YOUR OBJECTIVE
Below are the entries; state how many of their lines contain the string "Permeate", and nothing more.

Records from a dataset

* start *

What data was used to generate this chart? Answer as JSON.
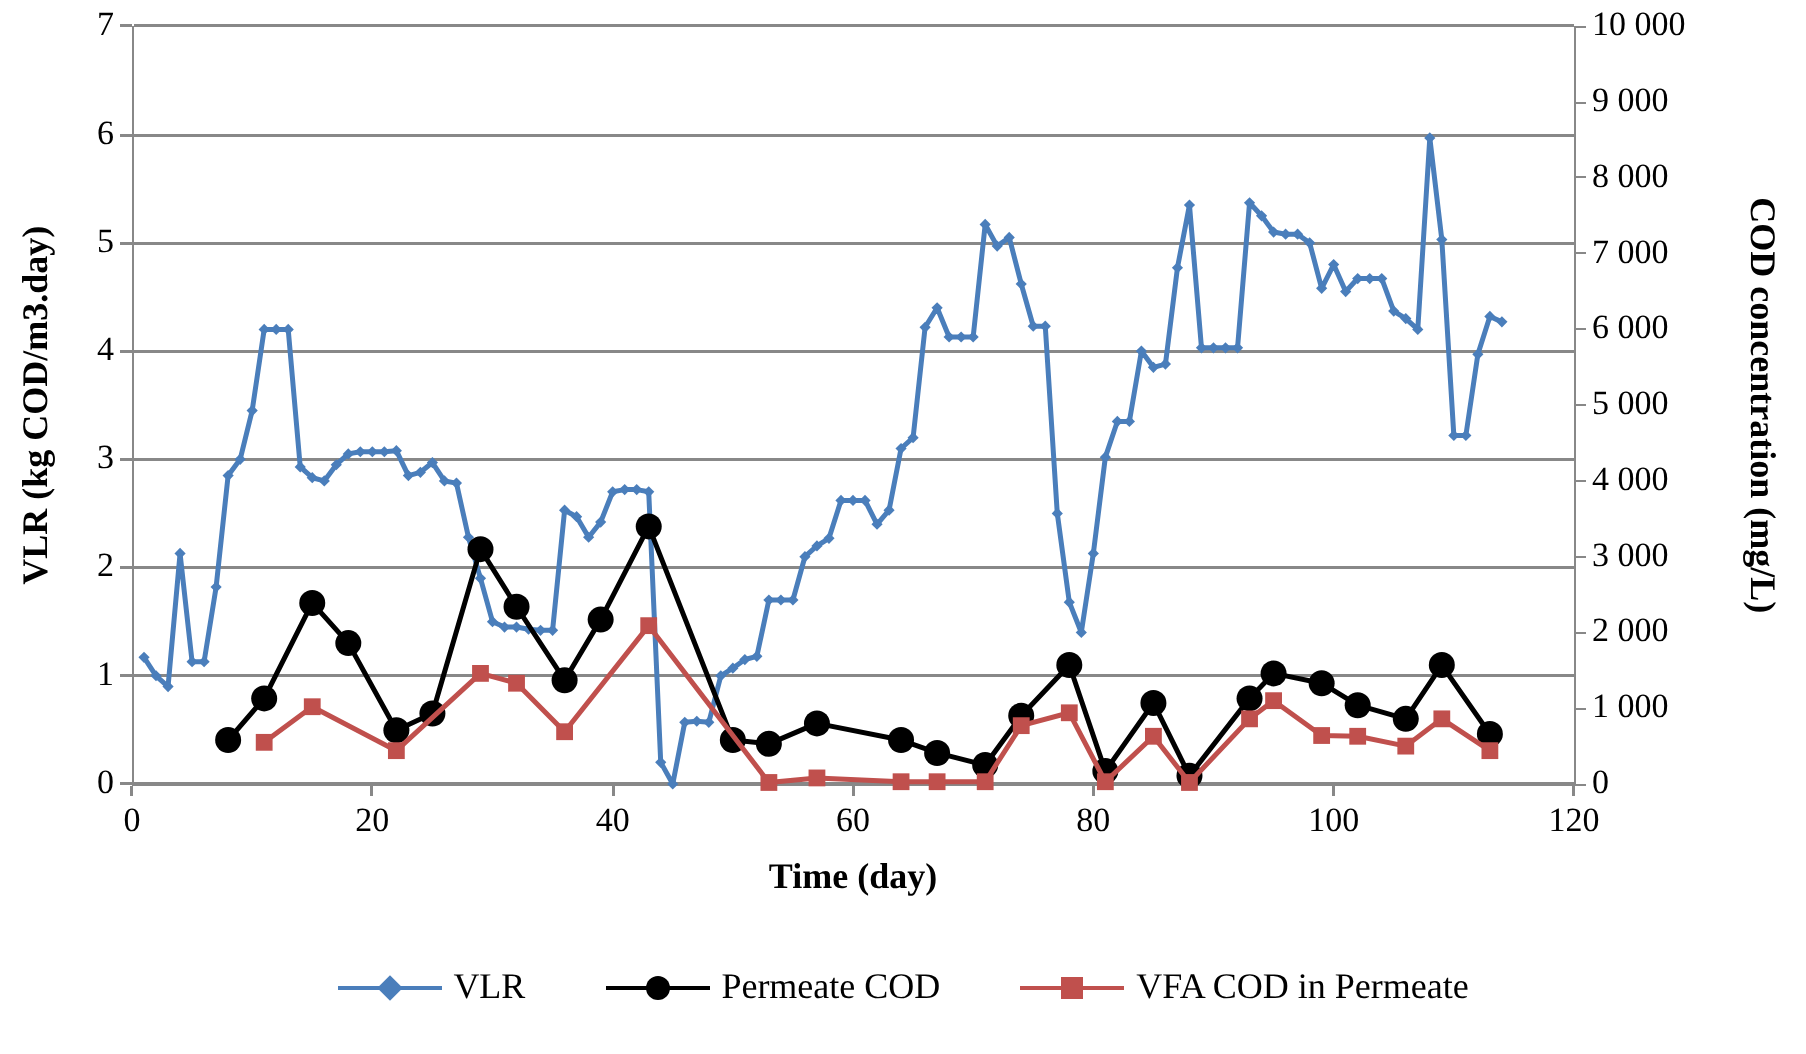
{
  "chart_data": {
    "type": "line",
    "xlabel": "Time (day)",
    "ylabel": "VLR (kg COD/m3.day)",
    "y2label": "COD concentration (mg/L)",
    "xlim": [
      0,
      120
    ],
    "xticks": [
      0,
      20,
      40,
      60,
      80,
      100,
      120
    ],
    "ylim": [
      0,
      7
    ],
    "yticks": [
      0,
      1,
      2,
      3,
      4,
      5,
      6,
      7
    ],
    "y2lim": [
      0,
      10000
    ],
    "y2ticks": [
      0,
      {
        "value": 1000,
        "label": "1 000"
      },
      {
        "value": 2000,
        "label": "2 000"
      },
      {
        "value": 3000,
        "label": "3 000"
      },
      {
        "value": 4000,
        "label": "4 000"
      },
      {
        "value": 5000,
        "label": "5 000"
      },
      {
        "value": 6000,
        "label": "6 000"
      },
      {
        "value": 7000,
        "label": "7 000"
      },
      {
        "value": 8000,
        "label": "8 000"
      },
      {
        "value": 9000,
        "label": "9 000"
      },
      {
        "value": 10000,
        "label": "10 000"
      }
    ],
    "grid": "y",
    "legend": "bottom",
    "line_style": "solid",
    "series": [
      {
        "name": "VLR",
        "color": "#4a7ebb",
        "marker": "diamond",
        "x": [
          1,
          2,
          3,
          4,
          5,
          6,
          7,
          8,
          9,
          10,
          11,
          12,
          13,
          14,
          15,
          16,
          17,
          18,
          19,
          20,
          21,
          22,
          23,
          24,
          25,
          26,
          27,
          28,
          29,
          30,
          31,
          32,
          33,
          34,
          35,
          36,
          37,
          38,
          39,
          40,
          41,
          42,
          43,
          44,
          45,
          46,
          47,
          48,
          49,
          50,
          51,
          52,
          53,
          54,
          55,
          56,
          57,
          58,
          59,
          60,
          61,
          62,
          63,
          64,
          65,
          66,
          67,
          68,
          69,
          70,
          71,
          72,
          73,
          74,
          75,
          76,
          77,
          78,
          79,
          80,
          81,
          82,
          83,
          84,
          85,
          86,
          87,
          88,
          89,
          90,
          91,
          92,
          93,
          94,
          95,
          96,
          97,
          98,
          99,
          100,
          101,
          102,
          103,
          104,
          105,
          106,
          107,
          108,
          109,
          110,
          111,
          112,
          113,
          114
        ],
        "values": [
          1.17,
          1.0,
          0.9,
          2.13,
          1.13,
          1.13,
          1.82,
          2.85,
          3.0,
          3.45,
          4.2,
          4.2,
          4.2,
          2.93,
          2.83,
          2.8,
          2.95,
          3.05,
          3.07,
          3.07,
          3.07,
          3.08,
          2.85,
          2.88,
          2.97,
          2.8,
          2.78,
          2.28,
          1.9,
          1.5,
          1.45,
          1.45,
          1.43,
          1.42,
          1.42,
          2.53,
          2.47,
          2.28,
          2.42,
          2.7,
          2.72,
          2.72,
          2.7,
          0.2,
          0.0,
          0.57,
          0.58,
          0.57,
          1.0,
          1.07,
          1.15,
          1.18,
          1.7,
          1.7,
          1.7,
          2.1,
          2.2,
          2.27,
          2.62,
          2.62,
          2.62,
          2.4,
          2.53,
          3.1,
          3.2,
          4.22,
          4.4,
          4.13,
          4.13,
          4.13,
          5.17,
          4.97,
          5.05,
          4.62,
          4.23,
          4.23,
          2.5,
          1.68,
          1.4,
          2.13,
          3.02,
          3.35,
          3.35,
          4.0,
          3.85,
          3.88,
          4.77,
          5.35,
          4.03,
          4.03,
          4.03,
          4.03,
          5.37,
          5.25,
          5.1,
          5.08,
          5.08,
          5.0,
          4.58,
          4.8,
          4.55,
          4.67,
          4.67,
          4.67,
          4.37,
          4.3,
          4.2,
          5.97,
          5.03,
          3.22,
          3.22,
          3.97,
          4.32,
          4.27
        ]
      },
      {
        "name": "Permeate COD",
        "color": "#000000",
        "marker": "circle",
        "axis": "y2",
        "x": [
          8,
          11,
          15,
          18,
          22,
          25,
          29,
          32,
          36,
          39,
          43,
          50,
          53,
          57,
          64,
          67,
          71,
          74,
          78,
          81,
          85,
          88,
          93,
          95,
          99,
          102,
          106,
          109,
          113
        ],
        "values": [
          580,
          1130,
          2390,
          1860,
          710,
          930,
          3100,
          2340,
          1370,
          2170,
          3400,
          580,
          530,
          800,
          580,
          410,
          250,
          900,
          1570,
          170,
          1070,
          110,
          1130,
          1460,
          1330,
          1040,
          860,
          1570,
          660
        ]
      },
      {
        "name": "VFA COD in Permeate",
        "color": "#c0504d",
        "marker": "square",
        "axis": "y2",
        "x": [
          11,
          15,
          22,
          29,
          32,
          36,
          43,
          53,
          57,
          64,
          67,
          71,
          74,
          78,
          81,
          85,
          88,
          93,
          95,
          99,
          102,
          106,
          109,
          113
        ],
        "values": [
          550,
          1020,
          440,
          1460,
          1330,
          690,
          2090,
          20,
          80,
          30,
          30,
          30,
          770,
          940,
          30,
          630,
          20,
          860,
          1100,
          640,
          630,
          500,
          860,
          440
        ]
      }
    ]
  }
}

* end *

OUTPUT BELOW
2